§ Given request
Pick out every line in the records below that contains the word "bonding", and copy each of those lines.
==== Material supplied
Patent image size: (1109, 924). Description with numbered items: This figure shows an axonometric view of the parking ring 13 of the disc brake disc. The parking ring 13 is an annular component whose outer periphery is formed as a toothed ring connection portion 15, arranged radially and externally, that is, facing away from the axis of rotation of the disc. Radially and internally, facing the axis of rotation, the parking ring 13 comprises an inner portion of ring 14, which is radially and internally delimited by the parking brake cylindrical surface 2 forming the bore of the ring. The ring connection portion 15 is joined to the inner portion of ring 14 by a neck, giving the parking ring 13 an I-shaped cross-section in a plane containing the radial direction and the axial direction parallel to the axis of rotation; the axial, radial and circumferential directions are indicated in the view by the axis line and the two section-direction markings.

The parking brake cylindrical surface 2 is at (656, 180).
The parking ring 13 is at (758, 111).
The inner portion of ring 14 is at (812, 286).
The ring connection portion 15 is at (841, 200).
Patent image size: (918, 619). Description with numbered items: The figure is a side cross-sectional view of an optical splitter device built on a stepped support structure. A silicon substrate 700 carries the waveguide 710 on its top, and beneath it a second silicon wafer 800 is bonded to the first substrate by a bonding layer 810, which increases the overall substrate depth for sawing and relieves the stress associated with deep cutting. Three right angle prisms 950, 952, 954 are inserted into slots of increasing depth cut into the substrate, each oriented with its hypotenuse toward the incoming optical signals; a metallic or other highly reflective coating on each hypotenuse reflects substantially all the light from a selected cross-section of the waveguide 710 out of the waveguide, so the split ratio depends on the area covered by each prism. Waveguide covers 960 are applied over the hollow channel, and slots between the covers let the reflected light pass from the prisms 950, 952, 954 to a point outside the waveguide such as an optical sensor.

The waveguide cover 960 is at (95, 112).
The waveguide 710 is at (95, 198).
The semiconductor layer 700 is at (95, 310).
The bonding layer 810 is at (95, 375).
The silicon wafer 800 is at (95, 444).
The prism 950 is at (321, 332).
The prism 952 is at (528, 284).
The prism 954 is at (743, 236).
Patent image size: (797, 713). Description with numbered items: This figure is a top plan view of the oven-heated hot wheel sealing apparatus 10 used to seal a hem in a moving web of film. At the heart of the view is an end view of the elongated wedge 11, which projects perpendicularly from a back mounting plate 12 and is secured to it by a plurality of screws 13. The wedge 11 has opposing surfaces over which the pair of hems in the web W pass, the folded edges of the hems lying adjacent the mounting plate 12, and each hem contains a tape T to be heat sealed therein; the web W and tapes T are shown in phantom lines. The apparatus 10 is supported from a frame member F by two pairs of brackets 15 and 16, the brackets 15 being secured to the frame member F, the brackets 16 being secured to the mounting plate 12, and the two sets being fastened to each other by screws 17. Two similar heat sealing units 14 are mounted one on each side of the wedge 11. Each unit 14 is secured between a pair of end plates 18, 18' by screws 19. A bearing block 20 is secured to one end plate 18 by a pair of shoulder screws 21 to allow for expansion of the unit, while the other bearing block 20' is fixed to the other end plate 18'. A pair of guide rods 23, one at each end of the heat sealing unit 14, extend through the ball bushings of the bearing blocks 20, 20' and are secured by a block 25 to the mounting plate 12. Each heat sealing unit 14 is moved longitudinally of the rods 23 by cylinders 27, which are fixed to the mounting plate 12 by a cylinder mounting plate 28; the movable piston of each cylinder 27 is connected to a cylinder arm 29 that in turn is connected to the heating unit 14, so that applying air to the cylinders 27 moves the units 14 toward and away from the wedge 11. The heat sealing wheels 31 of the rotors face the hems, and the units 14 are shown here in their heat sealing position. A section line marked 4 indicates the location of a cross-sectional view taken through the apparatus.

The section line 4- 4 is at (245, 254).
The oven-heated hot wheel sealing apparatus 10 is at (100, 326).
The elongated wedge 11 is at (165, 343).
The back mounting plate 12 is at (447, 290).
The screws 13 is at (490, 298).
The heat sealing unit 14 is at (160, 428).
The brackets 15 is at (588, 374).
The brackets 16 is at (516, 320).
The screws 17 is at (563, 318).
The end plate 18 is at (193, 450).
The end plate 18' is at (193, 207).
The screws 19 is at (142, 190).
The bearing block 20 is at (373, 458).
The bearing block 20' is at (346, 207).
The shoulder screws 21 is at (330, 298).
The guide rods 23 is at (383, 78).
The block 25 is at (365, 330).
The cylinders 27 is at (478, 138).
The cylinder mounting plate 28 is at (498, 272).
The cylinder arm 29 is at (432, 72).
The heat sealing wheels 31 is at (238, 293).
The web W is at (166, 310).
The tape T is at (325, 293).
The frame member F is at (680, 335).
========
§ Exercise solution
Patent image size: (918, 619). Description with numbered items: The figure is a side cross-sectional view of an optical splitter device built on a stepped support structure. A silicon substrate 700 carries the waveguide 710 on its top, and beneath it a second silicon wafer 800 is bonded to the first substrate by a bonding layer 810, which increases the overall substrate depth for sawing and relieves the stress associated with deep cutting. Three right angle prisms 950, 952, 954 are inserted into slots of increasing depth cut into the substrate, each oriented with its hypotenuse toward the incoming optical signals; a metallic or other highly reflective coating on each hypotenuse reflects substantially all the light from a selected cross-section of the waveguide 710 out of the waveguide, so the split ratio depends on the area covered by each prism. Waveguide covers 960 are applied over the hollow channel, and slots between the covers let the reflected light pass from the prisms 950, 952, 954 to a point outside the waveguide such as an optical sensor.
The bonding layer 810 is at (95, 375).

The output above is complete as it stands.